Search the data for the word "国债到期收益率" and copy every line where it occurs.

##########

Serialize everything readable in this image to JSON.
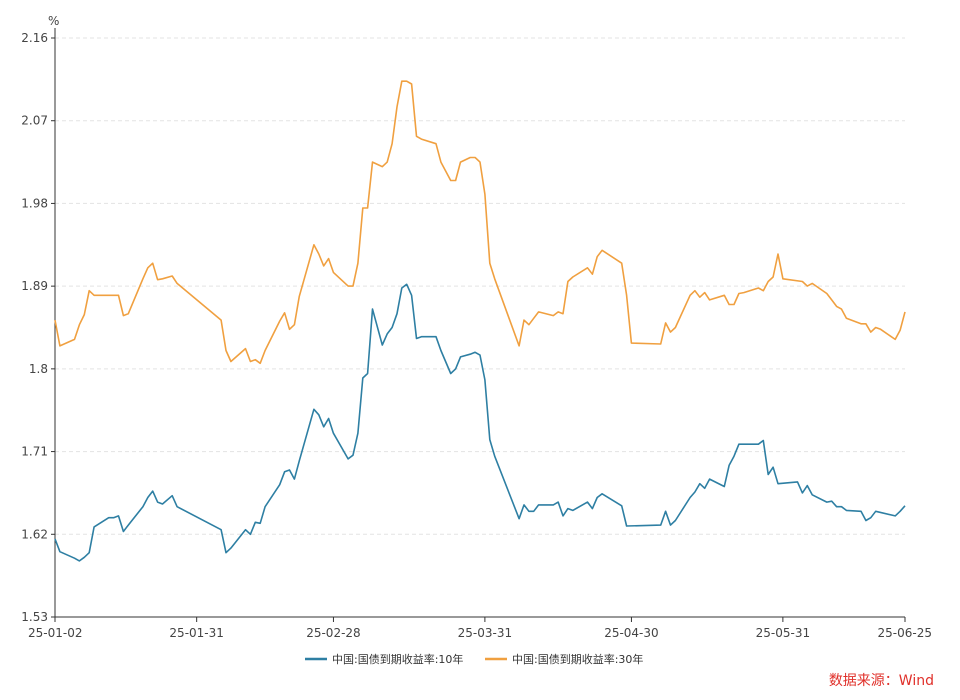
{
  "source": "数据来源：Wind",
  "chart_data": {
    "type": "line",
    "title": "",
    "ylabel": "%",
    "xlabel": "",
    "ylim": [
      1.53,
      2.16
    ],
    "yticks": [
      "1.53",
      "1.62",
      "1.71",
      "1.8",
      "1.89",
      "1.98",
      "2.07",
      "2.16"
    ],
    "xlim": [
      "2025-01-02",
      "2025-06-25"
    ],
    "xticks": [
      {
        "date": "2025-01-02",
        "label": "25-01-02"
      },
      {
        "date": "2025-01-31",
        "label": "25-01-31"
      },
      {
        "date": "2025-02-28",
        "label": "25-02-28"
      },
      {
        "date": "2025-03-31",
        "label": "25-03-31"
      },
      {
        "date": "2025-04-30",
        "label": "25-04-30"
      },
      {
        "date": "2025-05-31",
        "label": "25-05-31"
      },
      {
        "date": "2025-06-25",
        "label": "25-06-25"
      }
    ],
    "grid": "horizontal-dashed",
    "legend": "bottom",
    "series": [
      {
        "name": "中国:国债到期收益率:10年",
        "color": "#2e7fa3",
        "points": [
          [
            "2025-01-02",
            1.615
          ],
          [
            "2025-01-03",
            1.601
          ],
          [
            "2025-01-06",
            1.594
          ],
          [
            "2025-01-07",
            1.591
          ],
          [
            "2025-01-08",
            1.595
          ],
          [
            "2025-01-09",
            1.6
          ],
          [
            "2025-01-10",
            1.628
          ],
          [
            "2025-01-13",
            1.638
          ],
          [
            "2025-01-14",
            1.638
          ],
          [
            "2025-01-15",
            1.64
          ],
          [
            "2025-01-16",
            1.623
          ],
          [
            "2025-01-17",
            1.63
          ],
          [
            "2025-01-20",
            1.65
          ],
          [
            "2025-01-21",
            1.66
          ],
          [
            "2025-01-22",
            1.667
          ],
          [
            "2025-01-23",
            1.655
          ],
          [
            "2025-01-24",
            1.653
          ],
          [
            "2025-01-26",
            1.662
          ],
          [
            "2025-01-27",
            1.65
          ],
          [
            "2025-02-05",
            1.625
          ],
          [
            "2025-02-06",
            1.6
          ],
          [
            "2025-02-07",
            1.605
          ],
          [
            "2025-02-10",
            1.625
          ],
          [
            "2025-02-11",
            1.62
          ],
          [
            "2025-02-12",
            1.633
          ],
          [
            "2025-02-13",
            1.632
          ],
          [
            "2025-02-14",
            1.65
          ],
          [
            "2025-02-17",
            1.674
          ],
          [
            "2025-02-18",
            1.688
          ],
          [
            "2025-02-19",
            1.69
          ],
          [
            "2025-02-20",
            1.68
          ],
          [
            "2025-02-21",
            1.7
          ],
          [
            "2025-02-24",
            1.756
          ],
          [
            "2025-02-25",
            1.75
          ],
          [
            "2025-02-26",
            1.737
          ],
          [
            "2025-02-27",
            1.746
          ],
          [
            "2025-02-28",
            1.73
          ],
          [
            "2025-03-03",
            1.702
          ],
          [
            "2025-03-04",
            1.706
          ],
          [
            "2025-03-05",
            1.73
          ],
          [
            "2025-03-06",
            1.79
          ],
          [
            "2025-03-07",
            1.795
          ],
          [
            "2025-03-08",
            1.865
          ],
          [
            "2025-03-10",
            1.826
          ],
          [
            "2025-03-11",
            1.838
          ],
          [
            "2025-03-12",
            1.845
          ],
          [
            "2025-03-13",
            1.86
          ],
          [
            "2025-03-14",
            1.888
          ],
          [
            "2025-03-15",
            1.892
          ],
          [
            "2025-03-16",
            1.88
          ],
          [
            "2025-03-17",
            1.833
          ],
          [
            "2025-03-18",
            1.835
          ],
          [
            "2025-03-21",
            1.835
          ],
          [
            "2025-03-22",
            1.82
          ],
          [
            "2025-03-24",
            1.795
          ],
          [
            "2025-03-25",
            1.8
          ],
          [
            "2025-03-26",
            1.813
          ],
          [
            "2025-03-28",
            1.816
          ],
          [
            "2025-03-29",
            1.818
          ],
          [
            "2025-03-30",
            1.815
          ],
          [
            "2025-03-31",
            1.788
          ],
          [
            "2025-04-01",
            1.723
          ],
          [
            "2025-04-02",
            1.705
          ],
          [
            "2025-04-07",
            1.637
          ],
          [
            "2025-04-08",
            1.652
          ],
          [
            "2025-04-09",
            1.645
          ],
          [
            "2025-04-10",
            1.645
          ],
          [
            "2025-04-11",
            1.652
          ],
          [
            "2025-04-14",
            1.652
          ],
          [
            "2025-04-15",
            1.655
          ],
          [
            "2025-04-16",
            1.64
          ],
          [
            "2025-04-17",
            1.648
          ],
          [
            "2025-04-18",
            1.646
          ],
          [
            "2025-04-21",
            1.655
          ],
          [
            "2025-04-22",
            1.648
          ],
          [
            "2025-04-23",
            1.66
          ],
          [
            "2025-04-24",
            1.664
          ],
          [
            "2025-04-28",
            1.651
          ],
          [
            "2025-04-29",
            1.629
          ],
          [
            "2025-05-06",
            1.63
          ],
          [
            "2025-05-07",
            1.645
          ],
          [
            "2025-05-08",
            1.63
          ],
          [
            "2025-05-09",
            1.635
          ],
          [
            "2025-05-12",
            1.66
          ],
          [
            "2025-05-13",
            1.666
          ],
          [
            "2025-05-14",
            1.675
          ],
          [
            "2025-05-15",
            1.67
          ],
          [
            "2025-05-16",
            1.68
          ],
          [
            "2025-05-19",
            1.672
          ],
          [
            "2025-05-20",
            1.695
          ],
          [
            "2025-05-21",
            1.705
          ],
          [
            "2025-05-22",
            1.718
          ],
          [
            "2025-05-26",
            1.718
          ],
          [
            "2025-05-27",
            1.722
          ],
          [
            "2025-05-28",
            1.685
          ],
          [
            "2025-05-29",
            1.693
          ],
          [
            "2025-05-30",
            1.675
          ],
          [
            "2025-06-03",
            1.677
          ],
          [
            "2025-06-04",
            1.665
          ],
          [
            "2025-06-05",
            1.673
          ],
          [
            "2025-06-06",
            1.663
          ],
          [
            "2025-06-09",
            1.655
          ],
          [
            "2025-06-10",
            1.656
          ],
          [
            "2025-06-11",
            1.65
          ],
          [
            "2025-06-12",
            1.65
          ],
          [
            "2025-06-13",
            1.646
          ],
          [
            "2025-06-16",
            1.645
          ],
          [
            "2025-06-17",
            1.635
          ],
          [
            "2025-06-18",
            1.638
          ],
          [
            "2025-06-19",
            1.645
          ],
          [
            "2025-06-23",
            1.64
          ],
          [
            "2025-06-24",
            1.645
          ],
          [
            "2025-06-25",
            1.651
          ]
        ]
      },
      {
        "name": "中国:国债到期收益率:30年",
        "color": "#f0a040",
        "points": [
          [
            "2025-01-02",
            1.853
          ],
          [
            "2025-01-03",
            1.825
          ],
          [
            "2025-01-06",
            1.832
          ],
          [
            "2025-01-07",
            1.848
          ],
          [
            "2025-01-08",
            1.859
          ],
          [
            "2025-01-09",
            1.885
          ],
          [
            "2025-01-10",
            1.88
          ],
          [
            "2025-01-13",
            1.88
          ],
          [
            "2025-01-14",
            1.88
          ],
          [
            "2025-01-15",
            1.88
          ],
          [
            "2025-01-16",
            1.858
          ],
          [
            "2025-01-17",
            1.86
          ],
          [
            "2025-01-20",
            1.898
          ],
          [
            "2025-01-21",
            1.91
          ],
          [
            "2025-01-22",
            1.915
          ],
          [
            "2025-01-23",
            1.897
          ],
          [
            "2025-01-24",
            1.898
          ],
          [
            "2025-01-26",
            1.901
          ],
          [
            "2025-01-27",
            1.893
          ],
          [
            "2025-02-05",
            1.853
          ],
          [
            "2025-02-06",
            1.82
          ],
          [
            "2025-02-07",
            1.808
          ],
          [
            "2025-02-10",
            1.822
          ],
          [
            "2025-02-11",
            1.808
          ],
          [
            "2025-02-12",
            1.81
          ],
          [
            "2025-02-13",
            1.806
          ],
          [
            "2025-02-14",
            1.82
          ],
          [
            "2025-02-17",
            1.852
          ],
          [
            "2025-02-18",
            1.861
          ],
          [
            "2025-02-19",
            1.843
          ],
          [
            "2025-02-20",
            1.848
          ],
          [
            "2025-02-21",
            1.879
          ],
          [
            "2025-02-24",
            1.935
          ],
          [
            "2025-02-25",
            1.925
          ],
          [
            "2025-02-26",
            1.912
          ],
          [
            "2025-02-27",
            1.92
          ],
          [
            "2025-02-28",
            1.905
          ],
          [
            "2025-03-03",
            1.89
          ],
          [
            "2025-03-04",
            1.89
          ],
          [
            "2025-03-05",
            1.915
          ],
          [
            "2025-03-06",
            1.975
          ],
          [
            "2025-03-07",
            1.975
          ],
          [
            "2025-03-08",
            2.025
          ],
          [
            "2025-03-10",
            2.02
          ],
          [
            "2025-03-11",
            2.025
          ],
          [
            "2025-03-12",
            2.045
          ],
          [
            "2025-03-13",
            2.085
          ],
          [
            "2025-03-14",
            2.113
          ],
          [
            "2025-03-15",
            2.113
          ],
          [
            "2025-03-16",
            2.11
          ],
          [
            "2025-03-17",
            2.053
          ],
          [
            "2025-03-18",
            2.05
          ],
          [
            "2025-03-21",
            2.045
          ],
          [
            "2025-03-22",
            2.025
          ],
          [
            "2025-03-24",
            2.005
          ],
          [
            "2025-03-25",
            2.005
          ],
          [
            "2025-03-26",
            2.025
          ],
          [
            "2025-03-28",
            2.03
          ],
          [
            "2025-03-29",
            2.03
          ],
          [
            "2025-03-30",
            2.025
          ],
          [
            "2025-03-31",
            1.99
          ],
          [
            "2025-04-01",
            1.915
          ],
          [
            "2025-04-02",
            1.898
          ],
          [
            "2025-04-07",
            1.825
          ],
          [
            "2025-04-08",
            1.853
          ],
          [
            "2025-04-09",
            1.848
          ],
          [
            "2025-04-10",
            1.855
          ],
          [
            "2025-04-11",
            1.862
          ],
          [
            "2025-04-14",
            1.858
          ],
          [
            "2025-04-15",
            1.862
          ],
          [
            "2025-04-16",
            1.86
          ],
          [
            "2025-04-17",
            1.895
          ],
          [
            "2025-04-18",
            1.9
          ],
          [
            "2025-04-21",
            1.91
          ],
          [
            "2025-04-22",
            1.903
          ],
          [
            "2025-04-23",
            1.922
          ],
          [
            "2025-04-24",
            1.929
          ],
          [
            "2025-04-28",
            1.915
          ],
          [
            "2025-04-29",
            1.88
          ],
          [
            "2025-04-30",
            1.828
          ],
          [
            "2025-05-06",
            1.827
          ],
          [
            "2025-05-07",
            1.85
          ],
          [
            "2025-05-08",
            1.84
          ],
          [
            "2025-05-09",
            1.845
          ],
          [
            "2025-05-12",
            1.88
          ],
          [
            "2025-05-13",
            1.885
          ],
          [
            "2025-05-14",
            1.878
          ],
          [
            "2025-05-15",
            1.883
          ],
          [
            "2025-05-16",
            1.875
          ],
          [
            "2025-05-19",
            1.88
          ],
          [
            "2025-05-20",
            1.87
          ],
          [
            "2025-05-21",
            1.87
          ],
          [
            "2025-05-22",
            1.882
          ],
          [
            "2025-05-23",
            1.883
          ],
          [
            "2025-05-26",
            1.888
          ],
          [
            "2025-05-27",
            1.885
          ],
          [
            "2025-05-28",
            1.895
          ],
          [
            "2025-05-29",
            1.9
          ],
          [
            "2025-05-30",
            1.925
          ],
          [
            "2025-05-31",
            1.898
          ],
          [
            "2025-06-04",
            1.895
          ],
          [
            "2025-06-05",
            1.89
          ],
          [
            "2025-06-06",
            1.893
          ],
          [
            "2025-06-09",
            1.882
          ],
          [
            "2025-06-10",
            1.875
          ],
          [
            "2025-06-11",
            1.868
          ],
          [
            "2025-06-12",
            1.865
          ],
          [
            "2025-06-13",
            1.855
          ],
          [
            "2025-06-16",
            1.849
          ],
          [
            "2025-06-17",
            1.849
          ],
          [
            "2025-06-18",
            1.84
          ],
          [
            "2025-06-19",
            1.845
          ],
          [
            "2025-06-20",
            1.843
          ],
          [
            "2025-06-23",
            1.832
          ],
          [
            "2025-06-24",
            1.842
          ],
          [
            "2025-06-25",
            1.862
          ]
        ]
      }
    ]
  }
}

##########

» RESPONSE FOR THIS EXERCISE
        "name": "中国:国债到期收益率:10年",
        "name": "中国:国债到期收益率:30年",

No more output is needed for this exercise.